Raw records:
* BEGIN *

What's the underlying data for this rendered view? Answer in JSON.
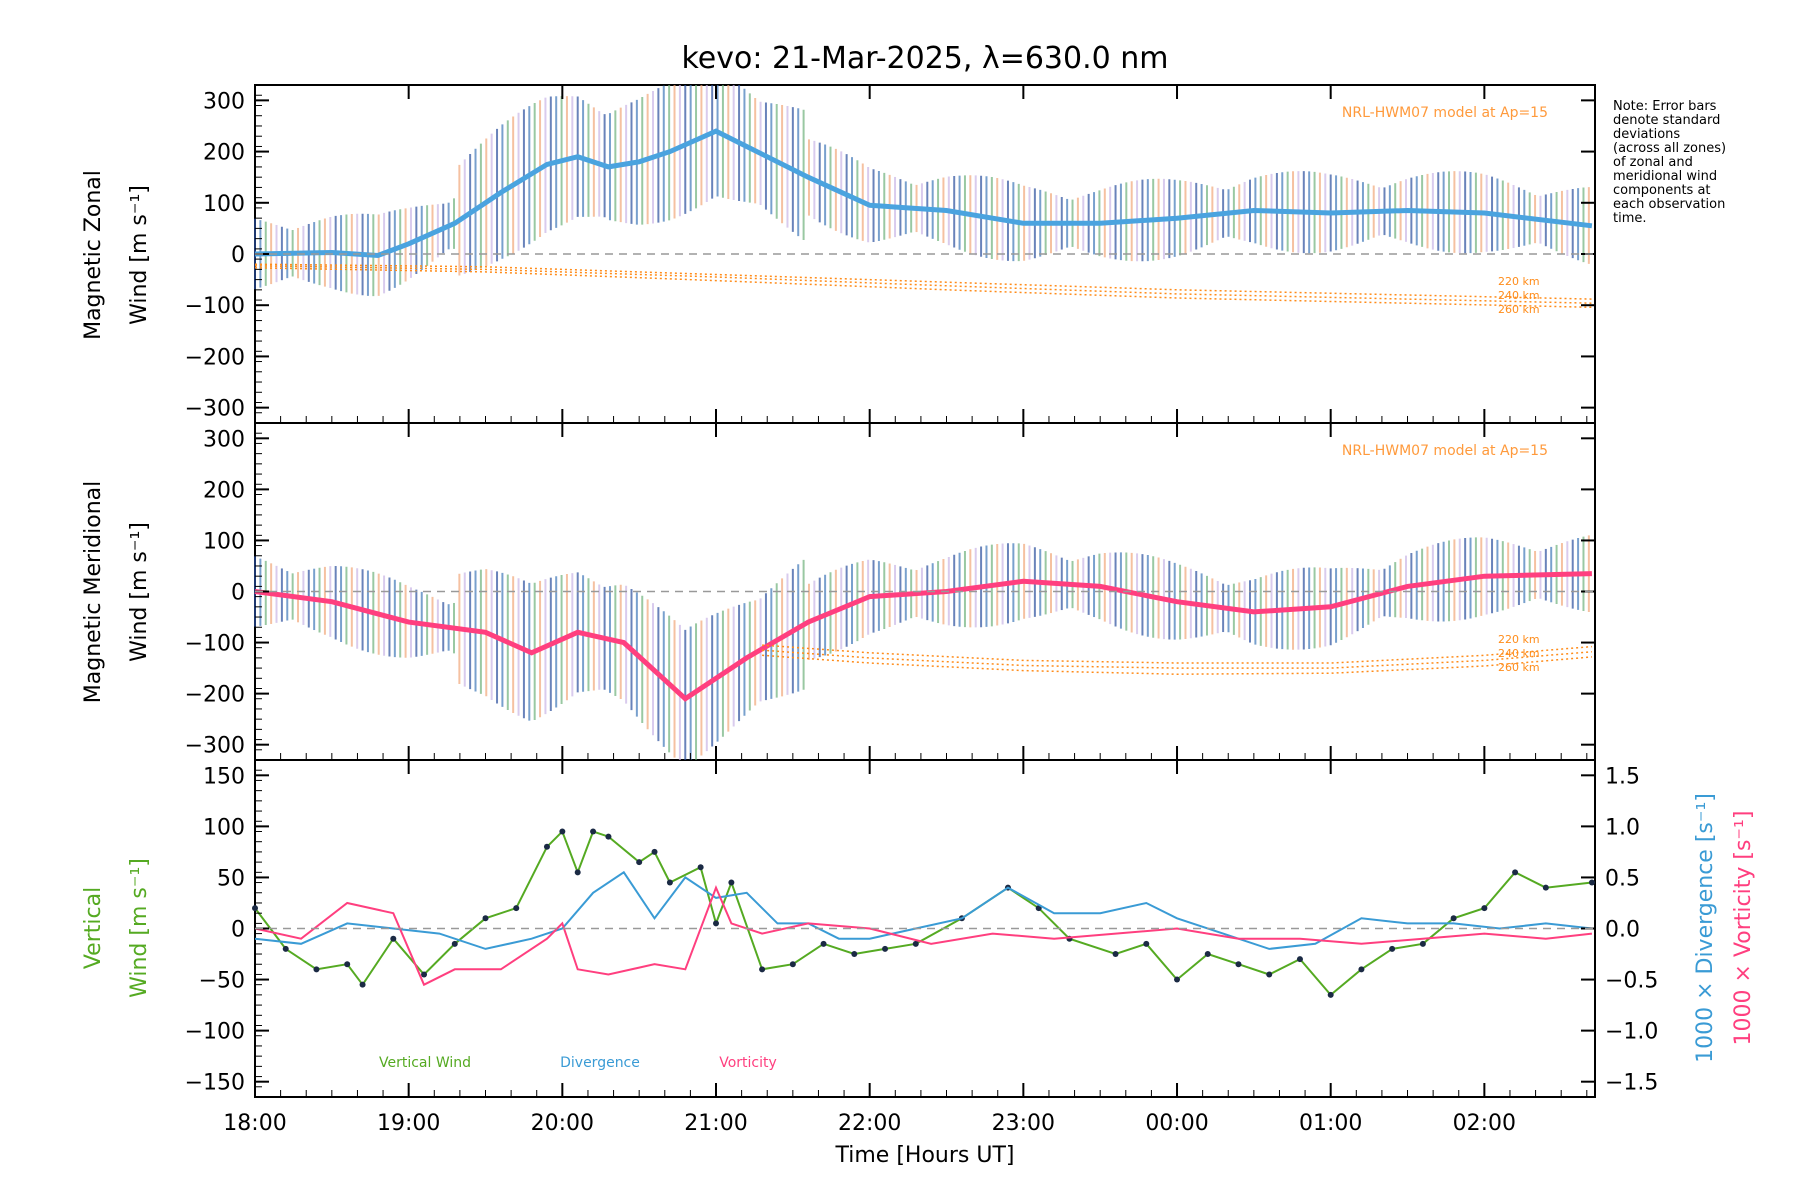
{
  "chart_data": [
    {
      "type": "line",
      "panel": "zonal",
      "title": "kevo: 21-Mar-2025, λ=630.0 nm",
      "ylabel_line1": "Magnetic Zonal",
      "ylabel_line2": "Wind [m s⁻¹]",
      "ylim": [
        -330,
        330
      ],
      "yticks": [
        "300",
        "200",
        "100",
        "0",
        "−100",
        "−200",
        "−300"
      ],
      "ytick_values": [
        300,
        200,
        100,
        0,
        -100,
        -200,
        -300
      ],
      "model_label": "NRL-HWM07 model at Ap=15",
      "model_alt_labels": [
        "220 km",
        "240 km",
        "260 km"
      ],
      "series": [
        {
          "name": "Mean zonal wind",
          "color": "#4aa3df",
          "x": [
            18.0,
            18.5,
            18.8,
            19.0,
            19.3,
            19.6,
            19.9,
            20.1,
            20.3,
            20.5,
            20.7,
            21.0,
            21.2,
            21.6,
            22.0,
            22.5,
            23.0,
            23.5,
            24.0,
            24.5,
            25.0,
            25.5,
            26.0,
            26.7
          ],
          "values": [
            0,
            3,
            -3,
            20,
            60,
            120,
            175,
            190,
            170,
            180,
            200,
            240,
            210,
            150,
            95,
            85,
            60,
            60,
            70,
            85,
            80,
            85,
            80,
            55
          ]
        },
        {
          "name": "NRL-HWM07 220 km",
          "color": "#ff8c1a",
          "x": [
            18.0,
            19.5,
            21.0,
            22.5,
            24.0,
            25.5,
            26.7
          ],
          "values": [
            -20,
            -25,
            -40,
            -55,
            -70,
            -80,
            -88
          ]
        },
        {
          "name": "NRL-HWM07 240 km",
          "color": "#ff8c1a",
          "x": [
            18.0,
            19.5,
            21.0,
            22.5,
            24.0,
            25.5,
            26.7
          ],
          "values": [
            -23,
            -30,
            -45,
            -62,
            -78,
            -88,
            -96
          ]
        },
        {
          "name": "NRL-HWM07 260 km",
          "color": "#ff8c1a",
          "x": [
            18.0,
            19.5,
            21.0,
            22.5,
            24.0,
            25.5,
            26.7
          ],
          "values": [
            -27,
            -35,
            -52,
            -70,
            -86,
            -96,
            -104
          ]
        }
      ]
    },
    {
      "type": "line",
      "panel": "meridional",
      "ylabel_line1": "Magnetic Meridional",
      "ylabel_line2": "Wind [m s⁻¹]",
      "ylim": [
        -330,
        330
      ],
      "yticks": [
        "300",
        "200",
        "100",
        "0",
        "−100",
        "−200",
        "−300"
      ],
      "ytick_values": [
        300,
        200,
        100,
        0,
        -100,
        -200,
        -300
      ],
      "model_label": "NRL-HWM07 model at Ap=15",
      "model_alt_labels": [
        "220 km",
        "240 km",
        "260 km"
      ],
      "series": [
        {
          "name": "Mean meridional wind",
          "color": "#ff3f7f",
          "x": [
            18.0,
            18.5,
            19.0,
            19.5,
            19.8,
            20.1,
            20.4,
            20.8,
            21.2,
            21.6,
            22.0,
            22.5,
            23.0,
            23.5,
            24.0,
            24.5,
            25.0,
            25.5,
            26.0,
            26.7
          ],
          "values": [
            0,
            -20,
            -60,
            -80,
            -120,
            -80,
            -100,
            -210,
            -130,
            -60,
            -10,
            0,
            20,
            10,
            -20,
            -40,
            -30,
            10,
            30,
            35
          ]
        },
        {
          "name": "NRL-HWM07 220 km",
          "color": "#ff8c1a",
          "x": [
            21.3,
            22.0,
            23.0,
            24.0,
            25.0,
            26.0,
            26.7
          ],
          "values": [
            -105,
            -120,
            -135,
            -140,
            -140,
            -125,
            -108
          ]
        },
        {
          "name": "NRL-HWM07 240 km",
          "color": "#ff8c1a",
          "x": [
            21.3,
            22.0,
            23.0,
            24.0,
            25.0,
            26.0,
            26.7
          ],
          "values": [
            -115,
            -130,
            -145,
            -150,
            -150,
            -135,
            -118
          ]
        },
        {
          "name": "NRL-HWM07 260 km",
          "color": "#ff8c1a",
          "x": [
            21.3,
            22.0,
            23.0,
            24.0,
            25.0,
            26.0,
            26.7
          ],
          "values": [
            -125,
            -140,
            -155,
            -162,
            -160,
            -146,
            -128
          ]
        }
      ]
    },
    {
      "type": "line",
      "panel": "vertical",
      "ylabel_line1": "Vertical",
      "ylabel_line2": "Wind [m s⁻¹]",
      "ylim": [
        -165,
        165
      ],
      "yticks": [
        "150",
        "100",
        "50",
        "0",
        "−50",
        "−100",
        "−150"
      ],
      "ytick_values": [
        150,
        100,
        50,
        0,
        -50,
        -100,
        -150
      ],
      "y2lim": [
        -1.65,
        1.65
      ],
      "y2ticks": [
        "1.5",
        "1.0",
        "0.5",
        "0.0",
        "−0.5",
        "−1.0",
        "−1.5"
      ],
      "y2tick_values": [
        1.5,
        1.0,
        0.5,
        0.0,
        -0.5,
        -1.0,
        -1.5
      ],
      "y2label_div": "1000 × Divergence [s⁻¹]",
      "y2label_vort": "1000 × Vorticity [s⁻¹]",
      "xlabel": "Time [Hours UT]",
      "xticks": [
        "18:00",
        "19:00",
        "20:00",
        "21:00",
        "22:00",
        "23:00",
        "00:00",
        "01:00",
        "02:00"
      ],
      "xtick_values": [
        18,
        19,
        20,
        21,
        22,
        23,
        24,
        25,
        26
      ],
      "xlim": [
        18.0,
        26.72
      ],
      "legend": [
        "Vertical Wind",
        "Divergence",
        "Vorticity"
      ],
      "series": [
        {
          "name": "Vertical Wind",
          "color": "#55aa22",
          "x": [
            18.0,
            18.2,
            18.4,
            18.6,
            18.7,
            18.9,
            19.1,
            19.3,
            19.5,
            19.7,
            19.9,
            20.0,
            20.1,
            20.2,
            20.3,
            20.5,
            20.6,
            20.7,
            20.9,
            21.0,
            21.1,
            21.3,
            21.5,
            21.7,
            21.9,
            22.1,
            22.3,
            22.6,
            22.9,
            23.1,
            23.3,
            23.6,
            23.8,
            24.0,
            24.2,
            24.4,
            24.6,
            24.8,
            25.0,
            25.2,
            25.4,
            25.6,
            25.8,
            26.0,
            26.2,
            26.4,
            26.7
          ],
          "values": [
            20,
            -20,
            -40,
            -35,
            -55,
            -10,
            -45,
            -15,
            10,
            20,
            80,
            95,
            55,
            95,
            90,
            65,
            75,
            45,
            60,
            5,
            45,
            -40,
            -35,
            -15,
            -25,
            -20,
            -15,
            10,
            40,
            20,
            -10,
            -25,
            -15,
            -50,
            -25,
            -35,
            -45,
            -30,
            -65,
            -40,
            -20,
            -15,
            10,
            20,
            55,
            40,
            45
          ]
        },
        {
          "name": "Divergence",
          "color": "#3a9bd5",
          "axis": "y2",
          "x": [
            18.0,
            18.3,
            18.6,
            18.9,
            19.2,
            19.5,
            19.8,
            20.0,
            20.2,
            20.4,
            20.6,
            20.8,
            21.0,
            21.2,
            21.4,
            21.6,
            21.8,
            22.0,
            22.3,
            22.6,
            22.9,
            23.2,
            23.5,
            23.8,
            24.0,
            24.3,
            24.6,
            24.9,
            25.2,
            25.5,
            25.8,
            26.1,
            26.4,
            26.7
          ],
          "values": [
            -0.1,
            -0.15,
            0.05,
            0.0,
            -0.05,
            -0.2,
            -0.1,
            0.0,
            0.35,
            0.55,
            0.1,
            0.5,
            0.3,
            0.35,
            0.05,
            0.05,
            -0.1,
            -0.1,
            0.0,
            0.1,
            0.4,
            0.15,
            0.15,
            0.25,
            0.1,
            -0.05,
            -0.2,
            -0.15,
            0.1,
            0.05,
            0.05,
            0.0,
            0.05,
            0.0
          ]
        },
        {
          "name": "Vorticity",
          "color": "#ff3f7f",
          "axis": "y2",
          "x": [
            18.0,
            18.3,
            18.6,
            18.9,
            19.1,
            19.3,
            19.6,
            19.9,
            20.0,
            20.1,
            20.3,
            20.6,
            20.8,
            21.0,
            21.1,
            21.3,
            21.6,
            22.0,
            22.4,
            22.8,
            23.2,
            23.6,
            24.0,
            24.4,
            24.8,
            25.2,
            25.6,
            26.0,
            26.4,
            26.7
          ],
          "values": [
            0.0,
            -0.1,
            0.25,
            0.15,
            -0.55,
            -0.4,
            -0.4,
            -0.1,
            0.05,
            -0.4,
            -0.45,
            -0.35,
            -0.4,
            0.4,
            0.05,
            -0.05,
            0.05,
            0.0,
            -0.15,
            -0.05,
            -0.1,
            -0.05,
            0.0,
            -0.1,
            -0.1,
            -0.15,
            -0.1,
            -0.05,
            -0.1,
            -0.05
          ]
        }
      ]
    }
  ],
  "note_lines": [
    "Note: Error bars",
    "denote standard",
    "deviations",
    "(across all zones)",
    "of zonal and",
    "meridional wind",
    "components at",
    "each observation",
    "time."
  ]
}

* END *

◆ Problem statement ◆
Select every line of the records holding the string "name".

◆ Result of this exercise ◆
          "name": "Mean zonal wind",
          "name": "NRL-HWM07 220 km",
          "name": "NRL-HWM07 240 km",
          "name": "NRL-HWM07 260 km",
          "name": "Mean meridional wind",
          "name": "NRL-HWM07 220 km",
          "name": "NRL-HWM07 240 km",
          "name": "NRL-HWM07 260 km",
          "name": "Vertical Wind",
          "name": "Divergence",
          "name": "Vorticity",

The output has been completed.